# Task material

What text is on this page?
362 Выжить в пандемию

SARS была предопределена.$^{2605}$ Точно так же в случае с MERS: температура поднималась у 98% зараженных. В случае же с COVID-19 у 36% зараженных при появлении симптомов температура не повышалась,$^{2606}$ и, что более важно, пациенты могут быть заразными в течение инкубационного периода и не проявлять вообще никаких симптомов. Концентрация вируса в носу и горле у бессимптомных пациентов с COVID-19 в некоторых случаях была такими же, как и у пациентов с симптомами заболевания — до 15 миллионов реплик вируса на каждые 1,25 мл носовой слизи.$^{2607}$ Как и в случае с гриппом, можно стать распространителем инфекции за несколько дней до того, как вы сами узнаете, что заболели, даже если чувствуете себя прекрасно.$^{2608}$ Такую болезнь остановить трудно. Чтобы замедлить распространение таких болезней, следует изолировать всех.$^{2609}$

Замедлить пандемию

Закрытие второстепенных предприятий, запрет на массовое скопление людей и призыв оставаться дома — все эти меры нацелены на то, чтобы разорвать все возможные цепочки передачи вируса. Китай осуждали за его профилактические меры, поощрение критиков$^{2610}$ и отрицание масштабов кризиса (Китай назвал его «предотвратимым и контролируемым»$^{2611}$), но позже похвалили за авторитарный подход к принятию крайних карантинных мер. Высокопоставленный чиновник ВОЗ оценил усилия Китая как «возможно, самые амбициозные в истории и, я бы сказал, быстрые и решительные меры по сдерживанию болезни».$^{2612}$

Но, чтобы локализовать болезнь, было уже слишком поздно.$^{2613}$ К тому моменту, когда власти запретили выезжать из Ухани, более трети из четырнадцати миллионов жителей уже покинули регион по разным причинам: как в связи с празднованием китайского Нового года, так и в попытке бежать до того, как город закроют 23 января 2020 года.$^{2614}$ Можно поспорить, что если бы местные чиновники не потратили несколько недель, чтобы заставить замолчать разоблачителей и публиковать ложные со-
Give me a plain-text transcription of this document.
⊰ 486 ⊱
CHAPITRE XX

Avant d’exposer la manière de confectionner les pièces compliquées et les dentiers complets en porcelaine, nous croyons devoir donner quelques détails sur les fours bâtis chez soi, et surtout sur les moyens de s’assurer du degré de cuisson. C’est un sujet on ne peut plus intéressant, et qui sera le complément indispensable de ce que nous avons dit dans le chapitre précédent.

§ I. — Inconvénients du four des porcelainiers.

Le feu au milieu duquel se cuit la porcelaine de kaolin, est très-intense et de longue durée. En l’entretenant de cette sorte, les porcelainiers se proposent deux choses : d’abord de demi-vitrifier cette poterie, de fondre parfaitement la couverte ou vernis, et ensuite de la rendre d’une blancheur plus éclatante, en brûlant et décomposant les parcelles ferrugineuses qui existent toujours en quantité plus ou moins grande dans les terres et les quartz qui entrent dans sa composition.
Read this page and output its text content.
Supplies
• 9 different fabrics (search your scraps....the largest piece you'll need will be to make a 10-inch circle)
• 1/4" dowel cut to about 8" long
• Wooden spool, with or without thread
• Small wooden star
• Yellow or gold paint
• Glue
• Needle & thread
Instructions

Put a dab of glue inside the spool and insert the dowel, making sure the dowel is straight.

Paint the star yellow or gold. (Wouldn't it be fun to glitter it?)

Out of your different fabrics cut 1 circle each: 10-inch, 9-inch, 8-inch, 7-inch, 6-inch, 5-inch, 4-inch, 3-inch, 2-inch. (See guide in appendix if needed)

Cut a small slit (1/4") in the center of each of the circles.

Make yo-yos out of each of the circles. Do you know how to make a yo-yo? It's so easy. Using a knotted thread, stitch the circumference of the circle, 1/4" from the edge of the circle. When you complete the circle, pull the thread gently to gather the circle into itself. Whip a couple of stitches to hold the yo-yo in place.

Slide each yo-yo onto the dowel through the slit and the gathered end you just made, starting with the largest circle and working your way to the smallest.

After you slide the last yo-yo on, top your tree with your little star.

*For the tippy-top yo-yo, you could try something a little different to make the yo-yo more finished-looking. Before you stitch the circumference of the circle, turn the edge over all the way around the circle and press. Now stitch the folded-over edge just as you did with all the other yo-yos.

# Task description
Transcribe exactly the line containing "Read this page and output its text content." and all remaining lines of the material, ending with the last one.

# Result of this exercise
Read this page and output its text content.
Supplies
• 9 different fabrics (search your scraps....the largest piece you'll need will be to make a 10-inch circle)
• 1/4" dowel cut to about 8" long
• Wooden spool, with or without thread
• Small wooden star
• Yellow or gold paint
• Glue
• Needle & thread
Instructions

Put a dab of glue inside the spool and insert the dowel, making sure the dowel is straight.

Paint the star yellow or gold. (Wouldn't it be fun to glitter it?)

Out of your different fabrics cut 1 circle each: 10-inch, 9-inch, 8-inch, 7-inch, 6-inch, 5-inch, 4-inch, 3-inch, 2-inch. (See guide in appendix if needed)

Cut a small slit (1/4") in the center of each of the circles.

Make yo-yos out of each of the circles. Do you know how to make a yo-yo? It's so easy. Using a knotted thread, stitch the circumference of the circle, 1/4" from the edge of the circle. When you complete the circle, pull the thread gently to gather the circle into itself. Whip a couple of stitches to hold the yo-yo in place.

Slide each yo-yo onto the dowel through the slit and the gathered end you just made, starting with the largest circle and working your way to the smallest.

After you slide the last yo-yo on, top your tree with your little star.

*For the tippy-top yo-yo, you could try something a little different to make the yo-yo more finished-looking. Before you stitch the circumference of the circle, turn the edge over all the way around the circle and press. Now stitch the folded-over edge just as you did with all the other yo-yos.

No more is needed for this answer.